## Problem
Write the lines as a JSON list of strings, one string per line with blank lines omitted. Start at the beginning of the records and go on through the line that contains "x-tick-label: 0 xyxy=(73,478,81,493)".

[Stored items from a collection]

— START —

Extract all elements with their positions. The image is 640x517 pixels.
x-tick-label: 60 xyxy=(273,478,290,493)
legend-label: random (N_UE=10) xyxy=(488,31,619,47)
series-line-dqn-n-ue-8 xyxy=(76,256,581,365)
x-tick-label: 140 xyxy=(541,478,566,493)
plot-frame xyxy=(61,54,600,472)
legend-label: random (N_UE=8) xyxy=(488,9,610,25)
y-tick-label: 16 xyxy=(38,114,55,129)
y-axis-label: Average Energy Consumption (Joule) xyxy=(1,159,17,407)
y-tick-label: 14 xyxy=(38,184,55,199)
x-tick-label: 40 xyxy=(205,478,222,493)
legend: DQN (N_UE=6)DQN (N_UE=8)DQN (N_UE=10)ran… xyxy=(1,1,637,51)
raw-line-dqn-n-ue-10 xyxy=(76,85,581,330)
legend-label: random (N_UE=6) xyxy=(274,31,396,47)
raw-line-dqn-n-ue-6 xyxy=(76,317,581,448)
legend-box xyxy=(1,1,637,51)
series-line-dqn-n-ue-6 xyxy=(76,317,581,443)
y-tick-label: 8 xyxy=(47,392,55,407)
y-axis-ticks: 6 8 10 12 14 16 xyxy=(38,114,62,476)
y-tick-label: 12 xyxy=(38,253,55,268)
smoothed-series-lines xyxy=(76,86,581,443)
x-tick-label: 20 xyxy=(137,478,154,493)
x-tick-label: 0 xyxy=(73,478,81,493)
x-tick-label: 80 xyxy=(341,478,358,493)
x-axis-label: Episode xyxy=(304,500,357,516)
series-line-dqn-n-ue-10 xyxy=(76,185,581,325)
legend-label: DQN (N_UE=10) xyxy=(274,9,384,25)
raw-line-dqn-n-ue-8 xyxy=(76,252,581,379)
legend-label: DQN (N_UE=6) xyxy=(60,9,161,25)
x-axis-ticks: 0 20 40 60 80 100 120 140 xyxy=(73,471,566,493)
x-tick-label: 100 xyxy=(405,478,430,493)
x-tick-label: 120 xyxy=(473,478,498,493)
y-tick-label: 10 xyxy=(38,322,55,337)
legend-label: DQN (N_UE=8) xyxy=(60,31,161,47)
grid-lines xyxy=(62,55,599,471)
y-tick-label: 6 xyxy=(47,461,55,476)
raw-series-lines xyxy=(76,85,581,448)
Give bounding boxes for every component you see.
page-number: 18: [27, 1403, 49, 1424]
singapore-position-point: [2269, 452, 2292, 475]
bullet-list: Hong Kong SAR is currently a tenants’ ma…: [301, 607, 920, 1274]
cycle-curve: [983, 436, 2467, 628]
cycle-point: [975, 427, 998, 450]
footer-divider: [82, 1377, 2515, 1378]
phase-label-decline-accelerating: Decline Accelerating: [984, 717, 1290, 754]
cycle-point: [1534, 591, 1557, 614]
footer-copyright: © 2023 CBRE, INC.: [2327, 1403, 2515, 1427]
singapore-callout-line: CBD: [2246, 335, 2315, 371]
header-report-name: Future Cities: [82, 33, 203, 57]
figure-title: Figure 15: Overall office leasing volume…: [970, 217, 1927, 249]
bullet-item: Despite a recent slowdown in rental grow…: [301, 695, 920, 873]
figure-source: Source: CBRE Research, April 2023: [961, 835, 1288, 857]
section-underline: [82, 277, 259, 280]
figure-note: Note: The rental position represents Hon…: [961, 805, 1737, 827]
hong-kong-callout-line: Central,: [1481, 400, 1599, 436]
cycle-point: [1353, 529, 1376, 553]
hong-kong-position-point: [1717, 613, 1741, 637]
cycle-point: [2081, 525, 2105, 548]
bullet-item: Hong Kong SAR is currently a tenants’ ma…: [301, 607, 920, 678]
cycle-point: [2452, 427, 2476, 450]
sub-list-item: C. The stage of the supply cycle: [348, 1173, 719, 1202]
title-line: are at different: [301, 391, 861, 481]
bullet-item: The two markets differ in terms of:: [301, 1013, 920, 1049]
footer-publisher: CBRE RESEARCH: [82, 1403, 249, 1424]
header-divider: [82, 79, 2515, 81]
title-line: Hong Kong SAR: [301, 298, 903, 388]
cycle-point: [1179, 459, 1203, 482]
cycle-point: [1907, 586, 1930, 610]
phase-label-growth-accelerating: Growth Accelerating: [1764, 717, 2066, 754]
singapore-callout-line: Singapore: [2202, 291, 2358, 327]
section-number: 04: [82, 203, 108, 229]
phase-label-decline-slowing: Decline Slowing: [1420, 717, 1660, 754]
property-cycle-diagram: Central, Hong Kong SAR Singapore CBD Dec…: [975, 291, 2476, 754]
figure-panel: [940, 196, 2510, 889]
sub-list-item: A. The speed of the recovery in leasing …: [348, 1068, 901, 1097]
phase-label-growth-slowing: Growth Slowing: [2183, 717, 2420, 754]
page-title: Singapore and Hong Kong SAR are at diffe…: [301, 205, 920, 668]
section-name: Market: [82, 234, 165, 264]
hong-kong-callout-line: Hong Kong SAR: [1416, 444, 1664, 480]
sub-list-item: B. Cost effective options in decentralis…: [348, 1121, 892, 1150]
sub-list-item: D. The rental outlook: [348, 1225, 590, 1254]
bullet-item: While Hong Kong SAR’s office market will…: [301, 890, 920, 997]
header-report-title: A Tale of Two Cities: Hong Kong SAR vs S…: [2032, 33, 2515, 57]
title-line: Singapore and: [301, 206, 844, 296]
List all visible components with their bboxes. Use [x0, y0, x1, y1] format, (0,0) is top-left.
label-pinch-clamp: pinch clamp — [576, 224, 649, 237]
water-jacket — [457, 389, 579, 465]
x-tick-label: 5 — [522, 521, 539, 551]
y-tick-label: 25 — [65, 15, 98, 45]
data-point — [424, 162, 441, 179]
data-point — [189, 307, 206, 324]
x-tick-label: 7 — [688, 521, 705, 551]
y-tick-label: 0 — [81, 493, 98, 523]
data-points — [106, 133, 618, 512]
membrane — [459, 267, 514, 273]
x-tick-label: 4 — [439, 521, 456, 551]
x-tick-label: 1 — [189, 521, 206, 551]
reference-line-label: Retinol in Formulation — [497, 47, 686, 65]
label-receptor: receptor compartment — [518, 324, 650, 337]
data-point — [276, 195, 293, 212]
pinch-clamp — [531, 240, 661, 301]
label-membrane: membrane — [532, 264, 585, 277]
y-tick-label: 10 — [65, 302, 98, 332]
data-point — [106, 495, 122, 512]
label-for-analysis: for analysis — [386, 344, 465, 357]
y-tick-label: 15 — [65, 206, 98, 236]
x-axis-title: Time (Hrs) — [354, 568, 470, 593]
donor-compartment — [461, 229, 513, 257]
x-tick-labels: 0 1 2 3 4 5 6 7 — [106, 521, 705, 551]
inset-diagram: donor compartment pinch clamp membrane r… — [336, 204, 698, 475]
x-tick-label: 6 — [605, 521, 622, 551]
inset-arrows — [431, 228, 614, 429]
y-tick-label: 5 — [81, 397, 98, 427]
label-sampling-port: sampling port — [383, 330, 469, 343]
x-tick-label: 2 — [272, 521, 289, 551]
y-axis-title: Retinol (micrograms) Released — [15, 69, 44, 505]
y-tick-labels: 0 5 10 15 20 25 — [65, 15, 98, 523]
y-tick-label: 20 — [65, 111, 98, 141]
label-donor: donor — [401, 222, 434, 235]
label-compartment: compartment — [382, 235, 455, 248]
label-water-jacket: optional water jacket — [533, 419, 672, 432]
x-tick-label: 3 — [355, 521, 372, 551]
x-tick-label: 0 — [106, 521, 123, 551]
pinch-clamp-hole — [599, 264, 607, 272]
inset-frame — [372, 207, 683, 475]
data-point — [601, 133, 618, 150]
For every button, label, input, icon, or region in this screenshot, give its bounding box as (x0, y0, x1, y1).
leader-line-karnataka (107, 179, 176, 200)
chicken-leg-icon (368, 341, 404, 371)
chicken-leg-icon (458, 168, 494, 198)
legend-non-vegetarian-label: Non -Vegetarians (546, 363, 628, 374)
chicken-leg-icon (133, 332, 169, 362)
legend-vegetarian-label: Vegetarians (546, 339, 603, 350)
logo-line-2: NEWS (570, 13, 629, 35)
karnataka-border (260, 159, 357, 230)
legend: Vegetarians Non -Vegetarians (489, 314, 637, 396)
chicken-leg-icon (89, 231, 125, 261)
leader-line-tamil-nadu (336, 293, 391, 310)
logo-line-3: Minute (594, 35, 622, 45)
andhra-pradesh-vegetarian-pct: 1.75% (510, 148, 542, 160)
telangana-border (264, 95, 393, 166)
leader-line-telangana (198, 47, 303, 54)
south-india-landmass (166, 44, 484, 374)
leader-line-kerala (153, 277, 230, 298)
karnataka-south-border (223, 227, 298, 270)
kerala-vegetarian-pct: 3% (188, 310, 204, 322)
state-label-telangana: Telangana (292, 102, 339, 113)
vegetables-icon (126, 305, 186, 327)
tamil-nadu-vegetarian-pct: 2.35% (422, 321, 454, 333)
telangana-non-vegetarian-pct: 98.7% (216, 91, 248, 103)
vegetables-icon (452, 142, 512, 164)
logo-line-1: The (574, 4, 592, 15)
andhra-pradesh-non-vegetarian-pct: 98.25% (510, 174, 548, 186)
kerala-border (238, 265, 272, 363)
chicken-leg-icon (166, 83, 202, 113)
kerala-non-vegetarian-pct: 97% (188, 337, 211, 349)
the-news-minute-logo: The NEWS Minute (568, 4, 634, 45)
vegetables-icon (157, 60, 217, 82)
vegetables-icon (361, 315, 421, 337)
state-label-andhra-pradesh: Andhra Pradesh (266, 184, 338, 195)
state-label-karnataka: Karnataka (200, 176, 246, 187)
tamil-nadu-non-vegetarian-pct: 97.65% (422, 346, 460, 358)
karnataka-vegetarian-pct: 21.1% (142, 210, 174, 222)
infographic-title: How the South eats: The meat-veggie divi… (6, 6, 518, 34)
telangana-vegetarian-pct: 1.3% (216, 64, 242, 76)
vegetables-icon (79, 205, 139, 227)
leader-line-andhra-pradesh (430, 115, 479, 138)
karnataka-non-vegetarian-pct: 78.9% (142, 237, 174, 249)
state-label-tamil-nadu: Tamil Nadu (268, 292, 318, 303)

— END —

## Response to this exercise
[
  "Extract all elements with their positions. The image is 640x517 pixels.",
  "x-tick-label: 60 xyxy=(273,478,290,493)",
  "legend-label: random (N_UE=10) xyxy=(488,31,619,47)",
  "series-line-dqn-n-ue-8 xyxy=(76,256,581,365)",
  "x-tick-label: 140 xyxy=(541,478,566,493)",
  "plot-frame xyxy=(61,54,600,472)",
  "legend-label: random (N_UE=8) xyxy=(488,9,610,25)",
  "y-tick-label: 16 xyxy=(38,114,55,129)",
  "y-axis-label: Average Energy Consumption (Joule) xyxy=(1,159,17,407)",
  "y-tick-label: 14 xyxy=(38,184,55,199)",
  "x-tick-label: 40 xyxy=(205,478,222,493)",
  "legend: DQN (N_UE=6)DQN (N_UE=8)DQN (N_UE=10)ran… xyxy=(1,1,637,51)",
  "raw-line-dqn-n-ue-10 xyxy=(76,85,581,330)",
  "legend-label: random (N_UE=6) xyxy=(274,31,396,47)",
  "raw-line-dqn-n-ue-6 xyxy=(76,317,581,448)",
  "legend-box xyxy=(1,1,637,51)",
  "series-line-dqn-n-ue-6 xyxy=(76,317,581,443)",
  "y-tick-label: 8 xyxy=(47,392,55,407)",
  "y-axis-ticks: 6 8 10 12 14 16 xyxy=(38,114,62,476)",
  "y-tick-label: 12 xyxy=(38,253,55,268)",
  "smoothed-series-lines xyxy=(76,86,581,443)",
  "x-tick-label: 20 xyxy=(137,478,154,493)",
  "x-tick-label: 0 xyxy=(73,478,81,493)"
]